**** Data for this exercise

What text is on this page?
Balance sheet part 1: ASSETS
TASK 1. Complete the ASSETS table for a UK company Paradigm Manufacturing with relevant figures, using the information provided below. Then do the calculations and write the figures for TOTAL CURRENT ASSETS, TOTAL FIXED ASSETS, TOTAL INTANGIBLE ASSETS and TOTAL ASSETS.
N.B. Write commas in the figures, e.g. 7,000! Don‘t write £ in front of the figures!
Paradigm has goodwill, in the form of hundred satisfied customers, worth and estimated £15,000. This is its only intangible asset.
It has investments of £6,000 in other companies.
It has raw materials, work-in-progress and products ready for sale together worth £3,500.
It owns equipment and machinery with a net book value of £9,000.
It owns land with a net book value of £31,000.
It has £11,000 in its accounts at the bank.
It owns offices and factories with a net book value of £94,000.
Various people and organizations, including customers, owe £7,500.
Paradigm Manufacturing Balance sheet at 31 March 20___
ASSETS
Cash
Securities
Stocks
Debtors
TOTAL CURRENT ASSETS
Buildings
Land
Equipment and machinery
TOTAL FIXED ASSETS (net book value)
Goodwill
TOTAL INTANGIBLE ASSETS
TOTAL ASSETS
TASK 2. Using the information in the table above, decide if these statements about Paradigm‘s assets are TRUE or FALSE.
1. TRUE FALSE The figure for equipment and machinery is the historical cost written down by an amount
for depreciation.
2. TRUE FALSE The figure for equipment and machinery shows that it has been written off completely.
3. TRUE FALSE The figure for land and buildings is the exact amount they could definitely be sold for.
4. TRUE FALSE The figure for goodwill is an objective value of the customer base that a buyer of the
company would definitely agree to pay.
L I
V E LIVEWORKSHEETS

********

Task prompt →
Your task is to collect every line above that contains the word "table".

Task result →
TASK 1. Complete the ASSETS table for a UK company Paradigm Manufacturing with relevant figures, using the information provided below. Then do the calculations and write the figures for TOTAL CURRENT ASSETS, TOTAL FIXED ASSETS, TOTAL INTANGIBLE ASSETS and TOTAL ASSETS.
TASK 2. Using the information in the table above, decide if these statements about Paradigm‘s assets are TRUE or FALSE.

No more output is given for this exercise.